■ **Objective**: Copy out all lines that hold "handle".

<<<<

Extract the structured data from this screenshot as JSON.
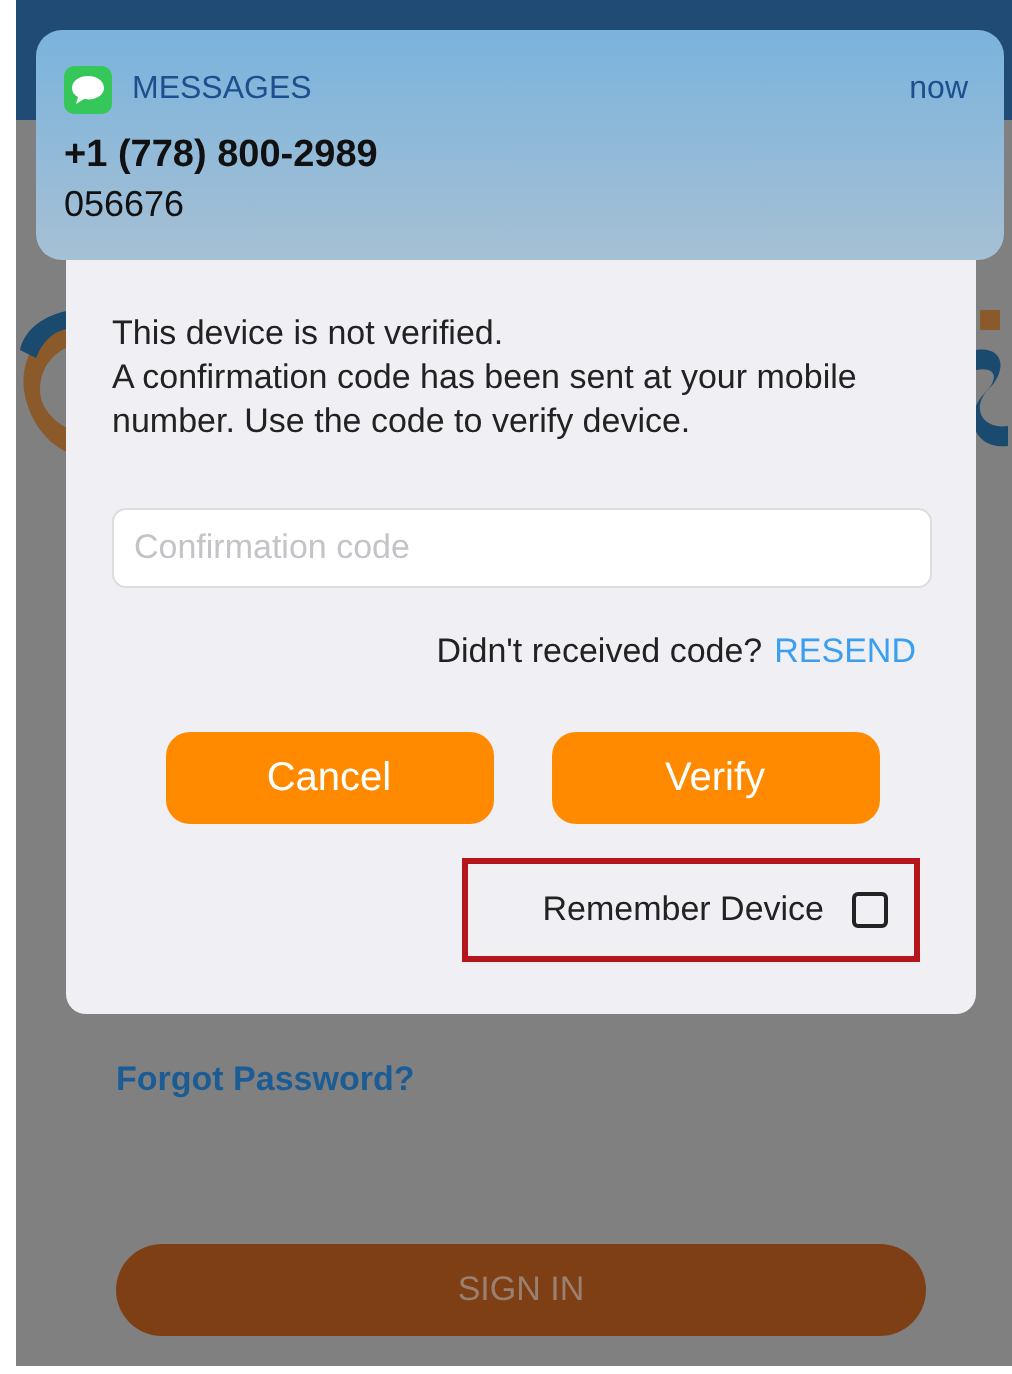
{
  "notification": {
    "app": "MESSAGES",
    "time": "now",
    "sender": "+1 (778) 800-2989",
    "body": "056676"
  },
  "dialog": {
    "message_lines": [
      "This device is not verified.",
      "A confirmation code has been sent at your mobile number. Use the code to verify device."
    ],
    "code_field": {
      "placeholder": "Confirmation code"
    },
    "resend_prompt": "Didn't received code?",
    "resend_link": "RESEND",
    "buttons": [
      "Cancel",
      "Verify"
    ],
    "remember_device": {
      "label": "Remember Device",
      "checked": false
    }
  },
  "background": {
    "forgot_password": "Forgot Password?",
    "sign_in": "SIGN IN"
  }
}
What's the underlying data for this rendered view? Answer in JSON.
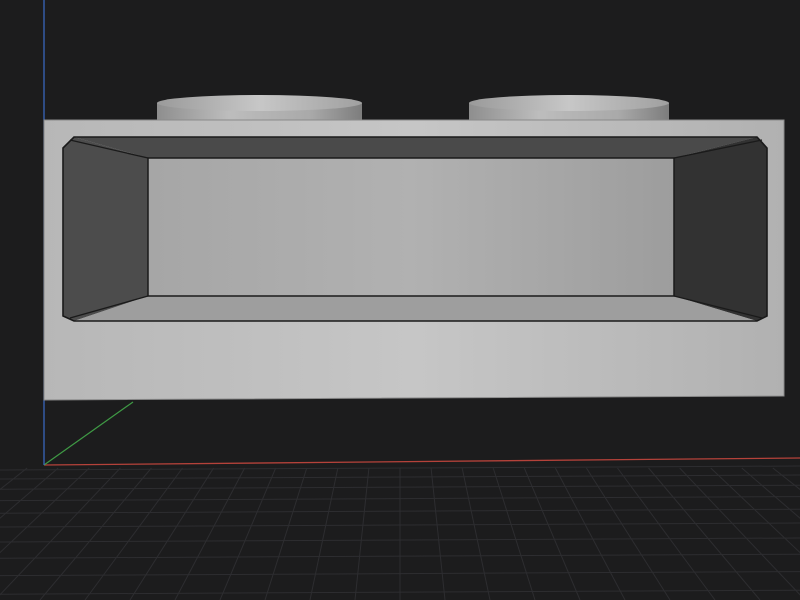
{
  "viewport": {
    "background_color": "#1c1c1d",
    "grid_visible": true,
    "grid_color": "#2d2d30",
    "axes": {
      "x_color": "#b5423a",
      "y_color": "#3f9a45",
      "z_color": "#3b6bc9"
    },
    "model": {
      "type": "2x1 brick, underside view",
      "stud_count": 2,
      "color": "#b4b4b4"
    }
  }
}
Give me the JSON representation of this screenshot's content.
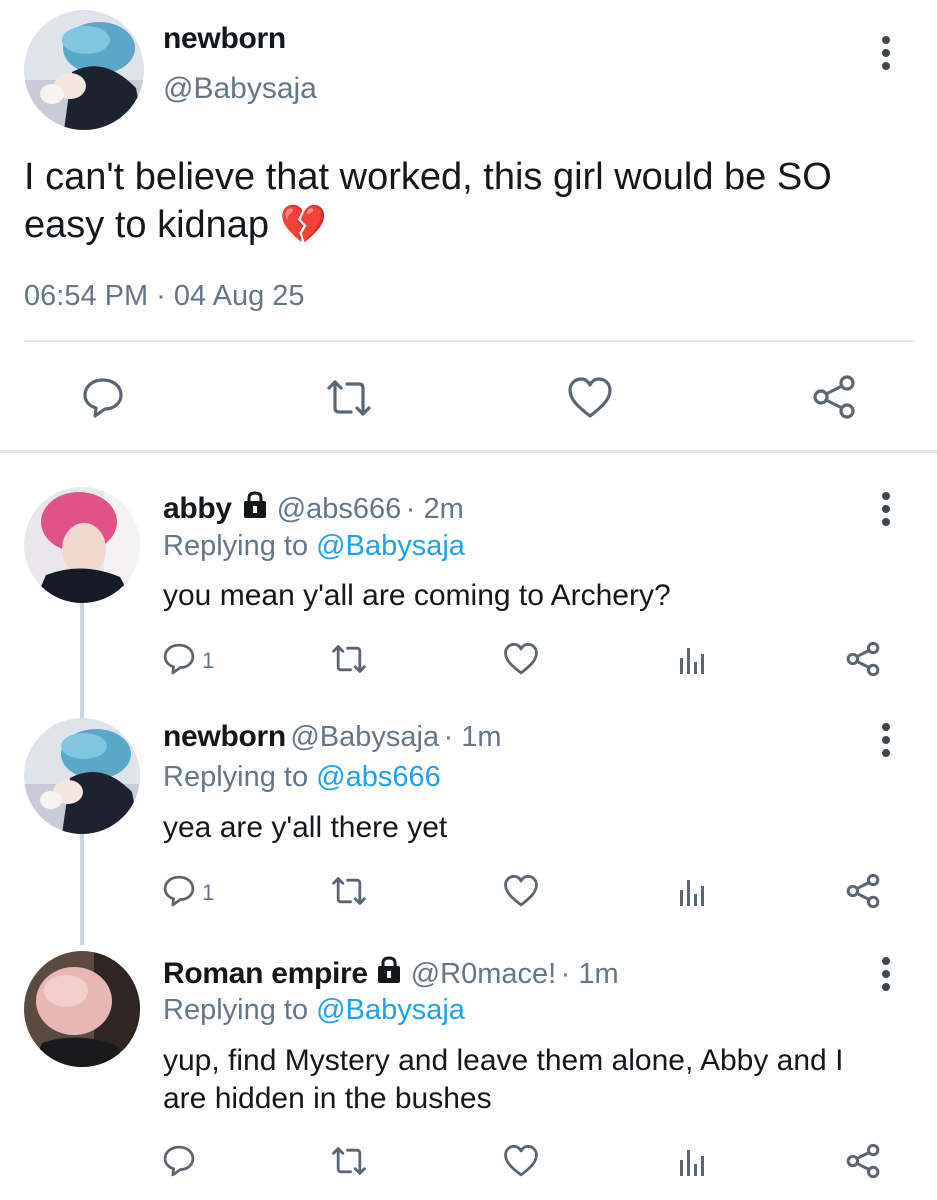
{
  "main_tweet": {
    "display_name": "newborn",
    "handle": "@Babysaja",
    "text": "I can't believe that worked, this girl would be SO easy to kidnap",
    "emoji": "💔",
    "timestamp": "06:54 PM · 04 Aug 25",
    "actions": [
      "reply-icon",
      "retweet-icon",
      "like-icon",
      "share-icon"
    ]
  },
  "replies": [
    {
      "display_name": "abby",
      "locked": true,
      "handle": "@abs666",
      "time": "· 2m",
      "replying_label": "Replying to",
      "replying_to": "@Babysaja",
      "text": "you mean y'all are coming to Archery?",
      "reply_count": "1"
    },
    {
      "display_name": "newborn",
      "locked": false,
      "handle": "@Babysaja",
      "time": "· 1m",
      "replying_label": "Replying to",
      "replying_to": "@abs666",
      "text": "yea are y'all there yet",
      "reply_count": "1"
    },
    {
      "display_name": "Roman empire",
      "locked": true,
      "handle": "@R0mace!",
      "time": "· 1m",
      "replying_label": "Replying to",
      "replying_to": "@Babysaja",
      "text_line1": "yup, find Mystery and leave them alone, Abby and I",
      "text_line2": "are hidden in the bushes",
      "reply_count": ""
    }
  ],
  "colors": {
    "link": "#1da1f2",
    "muted": "#657786",
    "icon": "#5b6670",
    "divider": "#e1e8ed"
  }
}
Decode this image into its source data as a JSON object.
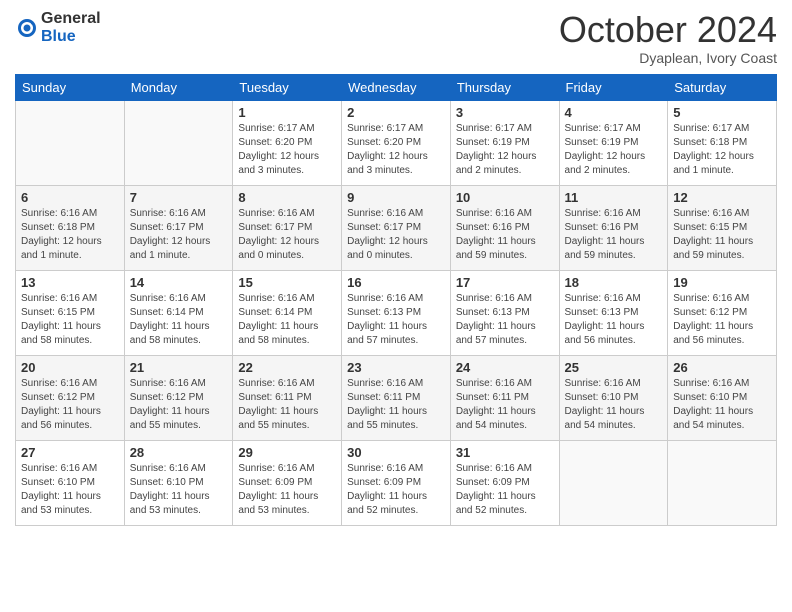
{
  "header": {
    "logo_general": "General",
    "logo_blue": "Blue",
    "month": "October 2024",
    "location": "Dyaplean, Ivory Coast"
  },
  "days_of_week": [
    "Sunday",
    "Monday",
    "Tuesday",
    "Wednesday",
    "Thursday",
    "Friday",
    "Saturday"
  ],
  "weeks": [
    [
      {
        "day": "",
        "sunrise": "",
        "sunset": "",
        "daylight": ""
      },
      {
        "day": "",
        "sunrise": "",
        "sunset": "",
        "daylight": ""
      },
      {
        "day": "1",
        "sunrise": "Sunrise: 6:17 AM",
        "sunset": "Sunset: 6:20 PM",
        "daylight": "Daylight: 12 hours and 3 minutes."
      },
      {
        "day": "2",
        "sunrise": "Sunrise: 6:17 AM",
        "sunset": "Sunset: 6:20 PM",
        "daylight": "Daylight: 12 hours and 3 minutes."
      },
      {
        "day": "3",
        "sunrise": "Sunrise: 6:17 AM",
        "sunset": "Sunset: 6:19 PM",
        "daylight": "Daylight: 12 hours and 2 minutes."
      },
      {
        "day": "4",
        "sunrise": "Sunrise: 6:17 AM",
        "sunset": "Sunset: 6:19 PM",
        "daylight": "Daylight: 12 hours and 2 minutes."
      },
      {
        "day": "5",
        "sunrise": "Sunrise: 6:17 AM",
        "sunset": "Sunset: 6:18 PM",
        "daylight": "Daylight: 12 hours and 1 minute."
      }
    ],
    [
      {
        "day": "6",
        "sunrise": "Sunrise: 6:16 AM",
        "sunset": "Sunset: 6:18 PM",
        "daylight": "Daylight: 12 hours and 1 minute."
      },
      {
        "day": "7",
        "sunrise": "Sunrise: 6:16 AM",
        "sunset": "Sunset: 6:17 PM",
        "daylight": "Daylight: 12 hours and 1 minute."
      },
      {
        "day": "8",
        "sunrise": "Sunrise: 6:16 AM",
        "sunset": "Sunset: 6:17 PM",
        "daylight": "Daylight: 12 hours and 0 minutes."
      },
      {
        "day": "9",
        "sunrise": "Sunrise: 6:16 AM",
        "sunset": "Sunset: 6:17 PM",
        "daylight": "Daylight: 12 hours and 0 minutes."
      },
      {
        "day": "10",
        "sunrise": "Sunrise: 6:16 AM",
        "sunset": "Sunset: 6:16 PM",
        "daylight": "Daylight: 11 hours and 59 minutes."
      },
      {
        "day": "11",
        "sunrise": "Sunrise: 6:16 AM",
        "sunset": "Sunset: 6:16 PM",
        "daylight": "Daylight: 11 hours and 59 minutes."
      },
      {
        "day": "12",
        "sunrise": "Sunrise: 6:16 AM",
        "sunset": "Sunset: 6:15 PM",
        "daylight": "Daylight: 11 hours and 59 minutes."
      }
    ],
    [
      {
        "day": "13",
        "sunrise": "Sunrise: 6:16 AM",
        "sunset": "Sunset: 6:15 PM",
        "daylight": "Daylight: 11 hours and 58 minutes."
      },
      {
        "day": "14",
        "sunrise": "Sunrise: 6:16 AM",
        "sunset": "Sunset: 6:14 PM",
        "daylight": "Daylight: 11 hours and 58 minutes."
      },
      {
        "day": "15",
        "sunrise": "Sunrise: 6:16 AM",
        "sunset": "Sunset: 6:14 PM",
        "daylight": "Daylight: 11 hours and 58 minutes."
      },
      {
        "day": "16",
        "sunrise": "Sunrise: 6:16 AM",
        "sunset": "Sunset: 6:13 PM",
        "daylight": "Daylight: 11 hours and 57 minutes."
      },
      {
        "day": "17",
        "sunrise": "Sunrise: 6:16 AM",
        "sunset": "Sunset: 6:13 PM",
        "daylight": "Daylight: 11 hours and 57 minutes."
      },
      {
        "day": "18",
        "sunrise": "Sunrise: 6:16 AM",
        "sunset": "Sunset: 6:13 PM",
        "daylight": "Daylight: 11 hours and 56 minutes."
      },
      {
        "day": "19",
        "sunrise": "Sunrise: 6:16 AM",
        "sunset": "Sunset: 6:12 PM",
        "daylight": "Daylight: 11 hours and 56 minutes."
      }
    ],
    [
      {
        "day": "20",
        "sunrise": "Sunrise: 6:16 AM",
        "sunset": "Sunset: 6:12 PM",
        "daylight": "Daylight: 11 hours and 56 minutes."
      },
      {
        "day": "21",
        "sunrise": "Sunrise: 6:16 AM",
        "sunset": "Sunset: 6:12 PM",
        "daylight": "Daylight: 11 hours and 55 minutes."
      },
      {
        "day": "22",
        "sunrise": "Sunrise: 6:16 AM",
        "sunset": "Sunset: 6:11 PM",
        "daylight": "Daylight: 11 hours and 55 minutes."
      },
      {
        "day": "23",
        "sunrise": "Sunrise: 6:16 AM",
        "sunset": "Sunset: 6:11 PM",
        "daylight": "Daylight: 11 hours and 55 minutes."
      },
      {
        "day": "24",
        "sunrise": "Sunrise: 6:16 AM",
        "sunset": "Sunset: 6:11 PM",
        "daylight": "Daylight: 11 hours and 54 minutes."
      },
      {
        "day": "25",
        "sunrise": "Sunrise: 6:16 AM",
        "sunset": "Sunset: 6:10 PM",
        "daylight": "Daylight: 11 hours and 54 minutes."
      },
      {
        "day": "26",
        "sunrise": "Sunrise: 6:16 AM",
        "sunset": "Sunset: 6:10 PM",
        "daylight": "Daylight: 11 hours and 54 minutes."
      }
    ],
    [
      {
        "day": "27",
        "sunrise": "Sunrise: 6:16 AM",
        "sunset": "Sunset: 6:10 PM",
        "daylight": "Daylight: 11 hours and 53 minutes."
      },
      {
        "day": "28",
        "sunrise": "Sunrise: 6:16 AM",
        "sunset": "Sunset: 6:10 PM",
        "daylight": "Daylight: 11 hours and 53 minutes."
      },
      {
        "day": "29",
        "sunrise": "Sunrise: 6:16 AM",
        "sunset": "Sunset: 6:09 PM",
        "daylight": "Daylight: 11 hours and 53 minutes."
      },
      {
        "day": "30",
        "sunrise": "Sunrise: 6:16 AM",
        "sunset": "Sunset: 6:09 PM",
        "daylight": "Daylight: 11 hours and 52 minutes."
      },
      {
        "day": "31",
        "sunrise": "Sunrise: 6:16 AM",
        "sunset": "Sunset: 6:09 PM",
        "daylight": "Daylight: 11 hours and 52 minutes."
      },
      {
        "day": "",
        "sunrise": "",
        "sunset": "",
        "daylight": ""
      },
      {
        "day": "",
        "sunrise": "",
        "sunset": "",
        "daylight": ""
      }
    ]
  ]
}
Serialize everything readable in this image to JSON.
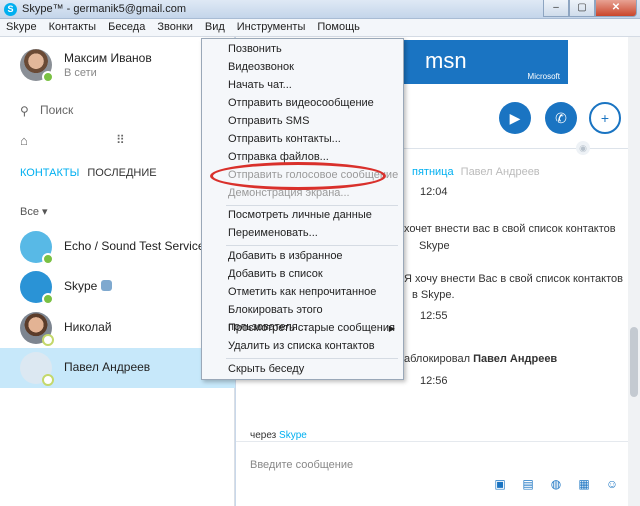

>>>>

■ **Exercise answer**:
    "handle": "@Babysaja",
      "handle": "@abs666",
      "handle": "@Babysaja",
      "handle": "@R0mace!",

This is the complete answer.